- STATED EXERCISE -
List each line of the data that holds the string "Venezuela", please.

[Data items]
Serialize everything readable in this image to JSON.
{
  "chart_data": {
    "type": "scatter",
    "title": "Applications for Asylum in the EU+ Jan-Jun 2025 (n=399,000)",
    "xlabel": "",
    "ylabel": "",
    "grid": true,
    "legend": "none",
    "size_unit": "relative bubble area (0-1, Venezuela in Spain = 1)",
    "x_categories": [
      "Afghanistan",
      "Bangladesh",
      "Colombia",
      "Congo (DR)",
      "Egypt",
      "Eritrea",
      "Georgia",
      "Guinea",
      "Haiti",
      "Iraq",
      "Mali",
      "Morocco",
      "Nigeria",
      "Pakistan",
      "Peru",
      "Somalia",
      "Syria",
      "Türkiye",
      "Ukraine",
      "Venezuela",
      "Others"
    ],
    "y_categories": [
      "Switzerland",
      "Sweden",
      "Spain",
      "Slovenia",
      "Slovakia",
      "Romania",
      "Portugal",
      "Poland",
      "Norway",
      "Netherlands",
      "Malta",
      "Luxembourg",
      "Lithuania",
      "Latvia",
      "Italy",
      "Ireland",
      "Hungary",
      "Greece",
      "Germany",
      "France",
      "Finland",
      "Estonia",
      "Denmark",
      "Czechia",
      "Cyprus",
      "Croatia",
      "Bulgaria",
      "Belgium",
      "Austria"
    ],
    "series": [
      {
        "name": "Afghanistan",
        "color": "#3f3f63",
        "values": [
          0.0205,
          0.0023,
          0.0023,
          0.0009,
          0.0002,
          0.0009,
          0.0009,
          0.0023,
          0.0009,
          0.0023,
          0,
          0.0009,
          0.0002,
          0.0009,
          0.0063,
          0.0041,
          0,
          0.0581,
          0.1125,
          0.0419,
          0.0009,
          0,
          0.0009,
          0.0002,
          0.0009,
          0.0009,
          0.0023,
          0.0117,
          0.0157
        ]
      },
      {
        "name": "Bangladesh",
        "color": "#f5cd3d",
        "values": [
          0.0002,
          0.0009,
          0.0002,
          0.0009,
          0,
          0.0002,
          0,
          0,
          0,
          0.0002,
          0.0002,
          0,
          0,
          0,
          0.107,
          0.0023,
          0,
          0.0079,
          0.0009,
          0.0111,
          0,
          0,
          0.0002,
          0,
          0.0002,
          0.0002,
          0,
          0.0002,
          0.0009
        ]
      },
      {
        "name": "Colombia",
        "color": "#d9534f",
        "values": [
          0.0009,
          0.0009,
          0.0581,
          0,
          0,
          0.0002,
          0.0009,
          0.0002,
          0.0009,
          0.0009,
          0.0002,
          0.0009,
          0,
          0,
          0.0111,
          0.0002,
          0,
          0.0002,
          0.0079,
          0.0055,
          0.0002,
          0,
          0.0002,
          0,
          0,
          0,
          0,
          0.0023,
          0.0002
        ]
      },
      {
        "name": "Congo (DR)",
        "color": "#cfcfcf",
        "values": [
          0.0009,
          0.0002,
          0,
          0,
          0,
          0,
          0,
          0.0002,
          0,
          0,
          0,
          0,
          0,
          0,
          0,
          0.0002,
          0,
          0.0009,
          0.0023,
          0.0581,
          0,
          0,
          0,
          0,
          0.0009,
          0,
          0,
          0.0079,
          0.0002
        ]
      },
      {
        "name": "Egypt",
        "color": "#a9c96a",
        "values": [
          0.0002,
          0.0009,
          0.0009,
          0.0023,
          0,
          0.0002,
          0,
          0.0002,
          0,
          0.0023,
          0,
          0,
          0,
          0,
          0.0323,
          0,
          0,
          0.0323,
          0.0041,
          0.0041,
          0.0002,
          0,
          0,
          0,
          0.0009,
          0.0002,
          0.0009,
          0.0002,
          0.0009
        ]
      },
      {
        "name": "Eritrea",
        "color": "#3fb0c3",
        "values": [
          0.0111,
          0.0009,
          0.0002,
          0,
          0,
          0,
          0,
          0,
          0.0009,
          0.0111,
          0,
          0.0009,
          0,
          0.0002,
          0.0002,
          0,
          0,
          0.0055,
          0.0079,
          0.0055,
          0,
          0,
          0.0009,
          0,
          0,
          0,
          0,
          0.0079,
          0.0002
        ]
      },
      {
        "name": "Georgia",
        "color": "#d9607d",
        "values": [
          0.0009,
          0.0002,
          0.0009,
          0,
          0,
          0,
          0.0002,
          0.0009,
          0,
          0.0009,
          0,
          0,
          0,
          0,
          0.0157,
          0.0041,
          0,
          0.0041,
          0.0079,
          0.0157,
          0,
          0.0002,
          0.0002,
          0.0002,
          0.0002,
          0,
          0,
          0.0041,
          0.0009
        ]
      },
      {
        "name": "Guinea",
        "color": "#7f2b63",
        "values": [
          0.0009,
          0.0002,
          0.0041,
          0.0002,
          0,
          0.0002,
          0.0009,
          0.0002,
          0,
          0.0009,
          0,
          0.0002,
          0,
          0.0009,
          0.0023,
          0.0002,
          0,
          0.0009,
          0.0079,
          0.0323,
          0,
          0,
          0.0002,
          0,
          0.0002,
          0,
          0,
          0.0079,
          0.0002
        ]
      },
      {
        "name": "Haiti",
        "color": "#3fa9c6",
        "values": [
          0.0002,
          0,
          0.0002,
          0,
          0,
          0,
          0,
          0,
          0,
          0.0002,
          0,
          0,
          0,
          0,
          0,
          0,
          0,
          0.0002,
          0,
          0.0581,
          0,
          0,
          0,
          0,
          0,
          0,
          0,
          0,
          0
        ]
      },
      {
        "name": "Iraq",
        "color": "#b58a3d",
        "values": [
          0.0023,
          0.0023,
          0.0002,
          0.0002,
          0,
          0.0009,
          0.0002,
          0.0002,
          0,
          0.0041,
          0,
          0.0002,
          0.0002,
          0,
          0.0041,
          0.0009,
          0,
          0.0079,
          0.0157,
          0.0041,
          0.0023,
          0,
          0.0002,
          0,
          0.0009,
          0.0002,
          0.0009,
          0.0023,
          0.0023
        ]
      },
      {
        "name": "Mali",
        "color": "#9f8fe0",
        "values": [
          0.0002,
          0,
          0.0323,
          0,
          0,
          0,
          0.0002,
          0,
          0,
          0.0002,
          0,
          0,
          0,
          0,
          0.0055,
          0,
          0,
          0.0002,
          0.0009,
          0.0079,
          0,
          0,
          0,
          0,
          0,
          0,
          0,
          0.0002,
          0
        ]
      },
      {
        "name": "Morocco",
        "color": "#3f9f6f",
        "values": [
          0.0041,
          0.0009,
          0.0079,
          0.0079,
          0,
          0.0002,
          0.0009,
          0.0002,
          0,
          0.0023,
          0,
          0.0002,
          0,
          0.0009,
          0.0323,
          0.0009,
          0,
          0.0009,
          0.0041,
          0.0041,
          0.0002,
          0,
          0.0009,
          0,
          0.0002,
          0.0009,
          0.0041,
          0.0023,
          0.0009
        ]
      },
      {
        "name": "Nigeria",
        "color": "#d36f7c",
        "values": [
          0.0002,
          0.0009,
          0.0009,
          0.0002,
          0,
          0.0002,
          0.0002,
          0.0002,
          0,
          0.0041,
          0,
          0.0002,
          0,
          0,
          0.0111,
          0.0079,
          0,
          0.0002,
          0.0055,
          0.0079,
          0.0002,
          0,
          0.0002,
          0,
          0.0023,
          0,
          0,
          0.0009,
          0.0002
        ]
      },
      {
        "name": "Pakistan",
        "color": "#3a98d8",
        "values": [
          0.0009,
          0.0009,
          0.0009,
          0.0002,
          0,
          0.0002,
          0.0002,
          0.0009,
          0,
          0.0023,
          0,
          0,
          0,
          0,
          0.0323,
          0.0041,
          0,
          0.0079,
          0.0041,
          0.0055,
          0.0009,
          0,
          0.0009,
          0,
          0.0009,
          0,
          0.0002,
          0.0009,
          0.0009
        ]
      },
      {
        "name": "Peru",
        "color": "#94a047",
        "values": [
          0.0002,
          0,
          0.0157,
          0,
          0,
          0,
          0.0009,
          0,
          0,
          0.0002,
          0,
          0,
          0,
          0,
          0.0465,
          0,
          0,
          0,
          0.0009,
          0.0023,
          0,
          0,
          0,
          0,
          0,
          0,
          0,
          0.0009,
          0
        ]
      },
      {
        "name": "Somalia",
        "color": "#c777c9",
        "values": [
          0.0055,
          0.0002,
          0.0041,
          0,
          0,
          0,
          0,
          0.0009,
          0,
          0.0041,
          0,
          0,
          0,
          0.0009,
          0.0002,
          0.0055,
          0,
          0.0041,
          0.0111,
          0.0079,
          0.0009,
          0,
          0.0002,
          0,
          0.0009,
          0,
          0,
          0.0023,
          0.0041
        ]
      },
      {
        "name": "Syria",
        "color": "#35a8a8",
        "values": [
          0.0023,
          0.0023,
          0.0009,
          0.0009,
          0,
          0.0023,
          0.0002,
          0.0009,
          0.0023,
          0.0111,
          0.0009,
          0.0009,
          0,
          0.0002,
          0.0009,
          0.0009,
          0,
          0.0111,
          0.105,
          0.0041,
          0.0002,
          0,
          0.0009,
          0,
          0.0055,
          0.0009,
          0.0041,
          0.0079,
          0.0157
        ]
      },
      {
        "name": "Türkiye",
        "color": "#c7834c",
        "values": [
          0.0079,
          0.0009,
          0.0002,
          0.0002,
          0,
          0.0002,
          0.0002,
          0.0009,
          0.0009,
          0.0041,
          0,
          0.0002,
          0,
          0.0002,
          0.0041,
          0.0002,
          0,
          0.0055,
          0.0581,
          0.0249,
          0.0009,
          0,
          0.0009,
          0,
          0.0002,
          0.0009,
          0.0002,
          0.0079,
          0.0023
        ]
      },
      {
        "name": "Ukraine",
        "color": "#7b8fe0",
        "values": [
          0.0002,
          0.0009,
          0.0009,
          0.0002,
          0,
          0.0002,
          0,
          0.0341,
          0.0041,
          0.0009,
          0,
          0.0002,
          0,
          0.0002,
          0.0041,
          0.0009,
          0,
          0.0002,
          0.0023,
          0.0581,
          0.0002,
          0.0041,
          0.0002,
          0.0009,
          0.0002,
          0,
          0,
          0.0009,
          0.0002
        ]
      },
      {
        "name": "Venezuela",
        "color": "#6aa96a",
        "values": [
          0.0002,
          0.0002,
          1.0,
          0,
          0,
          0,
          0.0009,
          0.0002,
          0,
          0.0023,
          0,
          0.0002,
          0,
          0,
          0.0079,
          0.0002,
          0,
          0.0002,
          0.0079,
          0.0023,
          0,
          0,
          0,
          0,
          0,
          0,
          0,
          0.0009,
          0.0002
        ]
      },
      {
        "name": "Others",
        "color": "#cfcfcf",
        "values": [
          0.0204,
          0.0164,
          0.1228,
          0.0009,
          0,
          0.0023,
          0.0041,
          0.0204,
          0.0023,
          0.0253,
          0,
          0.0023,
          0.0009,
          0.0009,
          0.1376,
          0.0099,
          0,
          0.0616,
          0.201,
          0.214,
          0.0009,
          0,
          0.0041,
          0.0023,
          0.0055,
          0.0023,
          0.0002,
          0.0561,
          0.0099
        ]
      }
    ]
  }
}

- RESULT -
    "size_unit": "relative bubble area (0-1, Venezuela in Spain = 1)",
      "Venezuela",
        "name": "Venezuela",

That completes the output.